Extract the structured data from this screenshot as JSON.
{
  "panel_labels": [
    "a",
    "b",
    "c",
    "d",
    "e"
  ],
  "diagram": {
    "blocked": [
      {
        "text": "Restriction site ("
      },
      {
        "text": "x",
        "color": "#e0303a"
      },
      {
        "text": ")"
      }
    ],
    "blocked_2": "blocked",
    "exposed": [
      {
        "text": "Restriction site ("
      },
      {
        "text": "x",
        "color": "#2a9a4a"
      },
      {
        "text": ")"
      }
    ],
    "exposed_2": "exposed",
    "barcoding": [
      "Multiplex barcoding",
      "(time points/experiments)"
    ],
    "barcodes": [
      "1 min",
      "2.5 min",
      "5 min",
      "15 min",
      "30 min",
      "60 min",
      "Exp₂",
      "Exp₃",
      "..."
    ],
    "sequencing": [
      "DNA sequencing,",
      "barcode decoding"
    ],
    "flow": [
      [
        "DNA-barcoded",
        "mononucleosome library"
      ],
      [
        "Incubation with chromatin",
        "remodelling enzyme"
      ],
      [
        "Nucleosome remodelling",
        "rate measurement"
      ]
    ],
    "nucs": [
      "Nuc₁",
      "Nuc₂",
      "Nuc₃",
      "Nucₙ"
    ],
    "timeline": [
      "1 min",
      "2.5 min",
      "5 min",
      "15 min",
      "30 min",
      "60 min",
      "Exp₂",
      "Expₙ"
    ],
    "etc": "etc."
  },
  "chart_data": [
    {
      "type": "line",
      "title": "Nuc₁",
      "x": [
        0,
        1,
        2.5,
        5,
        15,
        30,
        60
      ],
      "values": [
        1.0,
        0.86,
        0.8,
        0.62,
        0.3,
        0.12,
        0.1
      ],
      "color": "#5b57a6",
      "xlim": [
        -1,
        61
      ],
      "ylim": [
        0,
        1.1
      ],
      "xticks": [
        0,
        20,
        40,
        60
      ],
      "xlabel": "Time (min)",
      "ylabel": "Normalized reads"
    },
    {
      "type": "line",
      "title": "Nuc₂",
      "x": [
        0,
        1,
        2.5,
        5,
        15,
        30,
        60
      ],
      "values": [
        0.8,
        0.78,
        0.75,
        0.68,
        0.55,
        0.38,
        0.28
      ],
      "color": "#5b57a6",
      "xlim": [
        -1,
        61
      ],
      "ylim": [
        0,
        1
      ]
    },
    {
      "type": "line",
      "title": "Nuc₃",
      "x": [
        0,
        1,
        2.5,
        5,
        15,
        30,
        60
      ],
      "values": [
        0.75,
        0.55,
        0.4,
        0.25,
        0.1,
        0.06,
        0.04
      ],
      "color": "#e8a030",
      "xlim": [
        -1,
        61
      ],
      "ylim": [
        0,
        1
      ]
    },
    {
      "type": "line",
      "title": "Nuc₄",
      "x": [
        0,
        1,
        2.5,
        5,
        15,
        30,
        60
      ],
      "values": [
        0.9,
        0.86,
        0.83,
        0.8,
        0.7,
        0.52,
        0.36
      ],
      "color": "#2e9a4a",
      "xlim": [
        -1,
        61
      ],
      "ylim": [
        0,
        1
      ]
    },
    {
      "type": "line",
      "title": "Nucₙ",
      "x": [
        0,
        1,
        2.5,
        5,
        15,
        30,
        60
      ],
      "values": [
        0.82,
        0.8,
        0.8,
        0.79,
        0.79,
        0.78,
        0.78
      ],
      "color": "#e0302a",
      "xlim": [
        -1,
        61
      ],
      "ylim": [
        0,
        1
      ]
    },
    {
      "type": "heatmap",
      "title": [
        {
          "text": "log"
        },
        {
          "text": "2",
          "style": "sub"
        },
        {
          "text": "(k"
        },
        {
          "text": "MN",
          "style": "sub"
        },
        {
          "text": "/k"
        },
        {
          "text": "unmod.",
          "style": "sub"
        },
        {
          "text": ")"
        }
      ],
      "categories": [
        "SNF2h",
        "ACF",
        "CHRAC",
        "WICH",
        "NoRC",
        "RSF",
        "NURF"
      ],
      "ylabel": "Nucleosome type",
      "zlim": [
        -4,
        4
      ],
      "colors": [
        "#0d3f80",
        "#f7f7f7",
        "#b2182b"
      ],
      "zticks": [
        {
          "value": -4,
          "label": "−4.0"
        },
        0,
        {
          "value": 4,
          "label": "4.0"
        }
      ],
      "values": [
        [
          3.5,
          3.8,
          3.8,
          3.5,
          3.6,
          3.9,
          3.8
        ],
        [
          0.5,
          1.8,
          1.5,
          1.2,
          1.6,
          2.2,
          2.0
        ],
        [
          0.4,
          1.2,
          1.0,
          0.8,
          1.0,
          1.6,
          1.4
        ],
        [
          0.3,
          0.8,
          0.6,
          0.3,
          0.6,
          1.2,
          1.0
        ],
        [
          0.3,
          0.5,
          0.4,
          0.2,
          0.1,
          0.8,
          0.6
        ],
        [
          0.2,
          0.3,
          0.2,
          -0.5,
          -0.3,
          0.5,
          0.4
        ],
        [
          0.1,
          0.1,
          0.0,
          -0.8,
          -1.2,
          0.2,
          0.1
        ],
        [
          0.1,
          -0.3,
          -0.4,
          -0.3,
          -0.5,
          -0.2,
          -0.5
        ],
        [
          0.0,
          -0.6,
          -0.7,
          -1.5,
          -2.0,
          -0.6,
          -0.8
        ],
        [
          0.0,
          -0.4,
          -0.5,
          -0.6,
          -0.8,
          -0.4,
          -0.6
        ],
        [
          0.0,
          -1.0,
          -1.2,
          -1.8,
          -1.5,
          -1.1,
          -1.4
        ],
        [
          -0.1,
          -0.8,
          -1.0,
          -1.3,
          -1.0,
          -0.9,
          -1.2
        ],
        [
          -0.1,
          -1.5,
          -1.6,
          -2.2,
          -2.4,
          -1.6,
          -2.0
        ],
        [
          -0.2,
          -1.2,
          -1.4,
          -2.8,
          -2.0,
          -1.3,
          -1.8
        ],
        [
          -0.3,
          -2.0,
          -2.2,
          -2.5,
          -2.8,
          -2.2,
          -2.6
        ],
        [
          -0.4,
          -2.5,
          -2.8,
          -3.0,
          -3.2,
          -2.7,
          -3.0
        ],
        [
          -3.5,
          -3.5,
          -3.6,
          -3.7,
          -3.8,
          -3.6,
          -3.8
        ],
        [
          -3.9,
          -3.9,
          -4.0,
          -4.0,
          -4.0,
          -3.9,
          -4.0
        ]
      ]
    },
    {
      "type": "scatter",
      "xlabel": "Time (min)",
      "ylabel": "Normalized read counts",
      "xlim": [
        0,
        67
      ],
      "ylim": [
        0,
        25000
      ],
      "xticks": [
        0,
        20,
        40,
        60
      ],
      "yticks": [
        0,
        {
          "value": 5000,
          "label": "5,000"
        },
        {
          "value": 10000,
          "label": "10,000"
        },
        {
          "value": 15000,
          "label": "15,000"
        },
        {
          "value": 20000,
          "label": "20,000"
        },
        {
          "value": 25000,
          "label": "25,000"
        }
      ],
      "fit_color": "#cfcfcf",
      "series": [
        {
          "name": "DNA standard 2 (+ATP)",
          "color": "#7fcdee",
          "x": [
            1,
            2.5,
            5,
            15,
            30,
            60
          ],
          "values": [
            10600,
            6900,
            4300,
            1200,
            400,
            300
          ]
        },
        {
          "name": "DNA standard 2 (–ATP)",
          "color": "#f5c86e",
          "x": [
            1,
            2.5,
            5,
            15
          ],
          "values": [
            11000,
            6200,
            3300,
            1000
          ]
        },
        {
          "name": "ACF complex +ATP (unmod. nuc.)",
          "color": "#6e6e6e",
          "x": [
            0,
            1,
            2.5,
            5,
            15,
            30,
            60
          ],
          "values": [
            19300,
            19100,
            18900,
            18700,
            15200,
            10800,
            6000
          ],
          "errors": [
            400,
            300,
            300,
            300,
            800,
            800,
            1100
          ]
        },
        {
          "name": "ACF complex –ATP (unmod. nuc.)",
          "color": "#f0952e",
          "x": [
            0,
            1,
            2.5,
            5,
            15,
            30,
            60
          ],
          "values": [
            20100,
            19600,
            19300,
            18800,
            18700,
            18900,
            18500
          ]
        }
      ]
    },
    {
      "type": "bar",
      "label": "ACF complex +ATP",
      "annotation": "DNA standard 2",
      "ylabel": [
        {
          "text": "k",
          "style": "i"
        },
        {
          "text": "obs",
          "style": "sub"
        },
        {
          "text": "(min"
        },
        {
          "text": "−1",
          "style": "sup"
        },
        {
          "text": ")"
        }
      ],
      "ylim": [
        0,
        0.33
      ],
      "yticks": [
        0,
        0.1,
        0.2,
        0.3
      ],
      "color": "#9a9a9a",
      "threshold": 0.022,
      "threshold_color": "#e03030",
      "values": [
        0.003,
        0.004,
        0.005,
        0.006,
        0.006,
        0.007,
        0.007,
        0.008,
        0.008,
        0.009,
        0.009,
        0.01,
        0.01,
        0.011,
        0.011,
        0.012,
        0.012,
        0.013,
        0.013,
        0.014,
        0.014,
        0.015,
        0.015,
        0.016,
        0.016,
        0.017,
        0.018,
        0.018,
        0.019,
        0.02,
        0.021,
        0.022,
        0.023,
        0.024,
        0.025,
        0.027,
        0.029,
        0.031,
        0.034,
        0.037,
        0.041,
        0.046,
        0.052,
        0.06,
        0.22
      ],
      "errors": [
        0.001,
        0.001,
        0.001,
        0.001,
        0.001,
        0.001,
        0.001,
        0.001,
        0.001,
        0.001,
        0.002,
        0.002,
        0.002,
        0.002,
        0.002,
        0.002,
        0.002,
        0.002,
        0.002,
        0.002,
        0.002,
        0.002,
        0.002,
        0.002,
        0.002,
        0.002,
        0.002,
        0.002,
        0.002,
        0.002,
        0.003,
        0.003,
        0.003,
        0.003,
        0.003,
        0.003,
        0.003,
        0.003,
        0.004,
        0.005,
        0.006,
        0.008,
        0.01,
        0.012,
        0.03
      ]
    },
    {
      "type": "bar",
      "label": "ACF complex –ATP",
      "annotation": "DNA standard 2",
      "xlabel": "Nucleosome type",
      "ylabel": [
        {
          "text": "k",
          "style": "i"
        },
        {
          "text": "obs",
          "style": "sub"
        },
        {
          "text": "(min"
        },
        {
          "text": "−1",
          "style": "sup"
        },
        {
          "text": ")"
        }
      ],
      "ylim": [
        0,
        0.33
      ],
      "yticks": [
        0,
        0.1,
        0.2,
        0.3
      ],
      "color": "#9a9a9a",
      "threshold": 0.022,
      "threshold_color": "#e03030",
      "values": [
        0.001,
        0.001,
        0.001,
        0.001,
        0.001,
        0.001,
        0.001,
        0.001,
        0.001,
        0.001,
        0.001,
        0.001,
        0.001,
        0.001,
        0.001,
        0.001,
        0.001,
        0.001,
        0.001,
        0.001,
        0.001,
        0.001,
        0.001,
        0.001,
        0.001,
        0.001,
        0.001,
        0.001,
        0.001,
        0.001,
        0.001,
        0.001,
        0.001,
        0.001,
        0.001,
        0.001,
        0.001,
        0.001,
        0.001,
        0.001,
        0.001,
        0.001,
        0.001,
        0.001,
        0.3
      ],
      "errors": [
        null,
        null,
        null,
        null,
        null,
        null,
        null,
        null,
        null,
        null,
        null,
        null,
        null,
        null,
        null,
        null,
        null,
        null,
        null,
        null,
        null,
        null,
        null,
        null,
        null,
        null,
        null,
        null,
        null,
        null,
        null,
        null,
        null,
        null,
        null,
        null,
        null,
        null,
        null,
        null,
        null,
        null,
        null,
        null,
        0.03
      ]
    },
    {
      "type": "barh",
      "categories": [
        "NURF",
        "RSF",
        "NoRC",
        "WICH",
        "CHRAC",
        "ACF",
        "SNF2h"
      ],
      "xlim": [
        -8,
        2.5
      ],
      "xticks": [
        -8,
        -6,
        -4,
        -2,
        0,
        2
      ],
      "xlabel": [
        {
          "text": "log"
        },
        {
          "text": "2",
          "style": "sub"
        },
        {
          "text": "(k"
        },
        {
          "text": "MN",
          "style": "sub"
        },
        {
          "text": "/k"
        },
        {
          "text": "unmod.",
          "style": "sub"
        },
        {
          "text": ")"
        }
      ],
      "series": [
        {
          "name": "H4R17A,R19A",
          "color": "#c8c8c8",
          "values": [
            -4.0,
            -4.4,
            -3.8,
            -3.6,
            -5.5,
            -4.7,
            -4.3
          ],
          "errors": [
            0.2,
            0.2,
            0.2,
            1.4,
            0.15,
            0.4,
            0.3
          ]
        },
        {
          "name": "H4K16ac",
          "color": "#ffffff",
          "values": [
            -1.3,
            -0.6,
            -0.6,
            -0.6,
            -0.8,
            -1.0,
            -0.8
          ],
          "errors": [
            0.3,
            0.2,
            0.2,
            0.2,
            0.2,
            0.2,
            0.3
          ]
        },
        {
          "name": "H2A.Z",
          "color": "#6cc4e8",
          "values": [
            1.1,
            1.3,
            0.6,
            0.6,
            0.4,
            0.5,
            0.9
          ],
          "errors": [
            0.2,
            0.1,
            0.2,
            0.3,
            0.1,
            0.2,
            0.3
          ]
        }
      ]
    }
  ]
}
☆ ☆ ☆ ☆ ☆ ☆ ☆
_Problem to solve_
Tally every line of the data that holds the word "name" and write the count alone.

_Response for this exercise_
7